## EXERCISE DESCRIPTION
All of the material below is to be repeated exactly.

## INPUT FOR THIS TASK
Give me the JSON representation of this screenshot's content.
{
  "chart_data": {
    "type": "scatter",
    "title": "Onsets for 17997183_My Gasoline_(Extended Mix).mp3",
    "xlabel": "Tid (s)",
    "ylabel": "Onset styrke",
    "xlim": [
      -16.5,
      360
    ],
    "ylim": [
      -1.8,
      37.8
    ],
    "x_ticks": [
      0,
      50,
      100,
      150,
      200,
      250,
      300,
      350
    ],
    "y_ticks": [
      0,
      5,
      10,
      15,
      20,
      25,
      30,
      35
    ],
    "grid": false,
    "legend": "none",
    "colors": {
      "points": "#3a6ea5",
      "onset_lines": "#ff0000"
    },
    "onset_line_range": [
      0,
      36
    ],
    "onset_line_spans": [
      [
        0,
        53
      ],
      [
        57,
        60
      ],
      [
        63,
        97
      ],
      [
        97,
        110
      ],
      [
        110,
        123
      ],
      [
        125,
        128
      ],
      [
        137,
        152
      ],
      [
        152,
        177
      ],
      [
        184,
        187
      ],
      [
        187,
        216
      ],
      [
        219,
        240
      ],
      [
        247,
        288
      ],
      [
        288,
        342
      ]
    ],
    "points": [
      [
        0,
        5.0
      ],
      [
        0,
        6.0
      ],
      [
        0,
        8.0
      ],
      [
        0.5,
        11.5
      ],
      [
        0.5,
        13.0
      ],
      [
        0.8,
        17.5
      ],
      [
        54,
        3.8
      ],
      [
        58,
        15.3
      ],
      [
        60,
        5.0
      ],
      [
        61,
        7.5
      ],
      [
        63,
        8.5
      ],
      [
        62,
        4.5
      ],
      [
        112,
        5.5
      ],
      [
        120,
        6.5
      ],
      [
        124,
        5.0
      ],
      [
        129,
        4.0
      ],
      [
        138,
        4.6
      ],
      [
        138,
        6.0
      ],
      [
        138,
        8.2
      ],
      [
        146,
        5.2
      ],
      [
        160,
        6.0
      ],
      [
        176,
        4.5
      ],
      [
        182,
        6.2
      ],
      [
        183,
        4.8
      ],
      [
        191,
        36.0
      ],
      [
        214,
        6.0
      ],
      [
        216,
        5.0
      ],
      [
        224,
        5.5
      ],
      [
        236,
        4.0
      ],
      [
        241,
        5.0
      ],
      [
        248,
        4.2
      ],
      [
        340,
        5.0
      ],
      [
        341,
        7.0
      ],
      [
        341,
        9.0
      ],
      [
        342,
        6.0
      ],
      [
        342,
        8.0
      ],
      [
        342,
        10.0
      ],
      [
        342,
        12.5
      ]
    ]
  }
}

## ANSWER IN FULL
Give me the JSON representation of this screenshot's content.
{
  "chart_data": {
    "type": "scatter",
    "title": "Onsets for 17997183_My Gasoline_(Extended Mix).mp3",
    "xlabel": "Tid (s)",
    "ylabel": "Onset styrke",
    "xlim": [
      -16.5,
      360
    ],
    "ylim": [
      -1.8,
      37.8
    ],
    "x_ticks": [
      0,
      50,
      100,
      150,
      200,
      250,
      300,
      350
    ],
    "y_ticks": [
      0,
      5,
      10,
      15,
      20,
      25,
      30,
      35
    ],
    "grid": false,
    "legend": "none",
    "colors": {
      "points": "#3a6ea5",
      "onset_lines": "#ff0000"
    },
    "onset_line_range": [
      0,
      36
    ],
    "onset_line_spans": [
      [
        0,
        53
      ],
      [
        57,
        60
      ],
      [
        63,
        97
      ],
      [
        97,
        110
      ],
      [
        110,
        123
      ],
      [
        125,
        128
      ],
      [
        137,
        152
      ],
      [
        152,
        177
      ],
      [
        184,
        187
      ],
      [
        187,
        216
      ],
      [
        219,
        240
      ],
      [
        247,
        288
      ],
      [
        288,
        342
      ]
    ],
    "points": [
      [
        0,
        5.0
      ],
      [
        0,
        6.0
      ],
      [
        0,
        8.0
      ],
      [
        0.5,
        11.5
      ],
      [
        0.5,
        13.0
      ],
      [
        0.8,
        17.5
      ],
      [
        54,
        3.8
      ],
      [
        58,
        15.3
      ],
      [
        60,
        5.0
      ],
      [
        61,
        7.5
      ],
      [
        63,
        8.5
      ],
      [
        62,
        4.5
      ],
      [
        112,
        5.5
      ],
      [
        120,
        6.5
      ],
      [
        124,
        5.0
      ],
      [
        129,
        4.0
      ],
      [
        138,
        4.6
      ],
      [
        138,
        6.0
      ],
      [
        138,
        8.2
      ],
      [
        146,
        5.2
      ],
      [
        160,
        6.0
      ],
      [
        176,
        4.5
      ],
      [
        182,
        6.2
      ],
      [
        183,
        4.8
      ],
      [
        191,
        36.0
      ],
      [
        214,
        6.0
      ],
      [
        216,
        5.0
      ],
      [
        224,
        5.5
      ],
      [
        236,
        4.0
      ],
      [
        241,
        5.0
      ],
      [
        248,
        4.2
      ],
      [
        340,
        5.0
      ],
      [
        341,
        7.0
      ],
      [
        341,
        9.0
      ],
      [
        342,
        6.0
      ],
      [
        342,
        8.0
      ],
      [
        342,
        10.0
      ],
      [
        342,
        12.5
      ]
    ]
  }
}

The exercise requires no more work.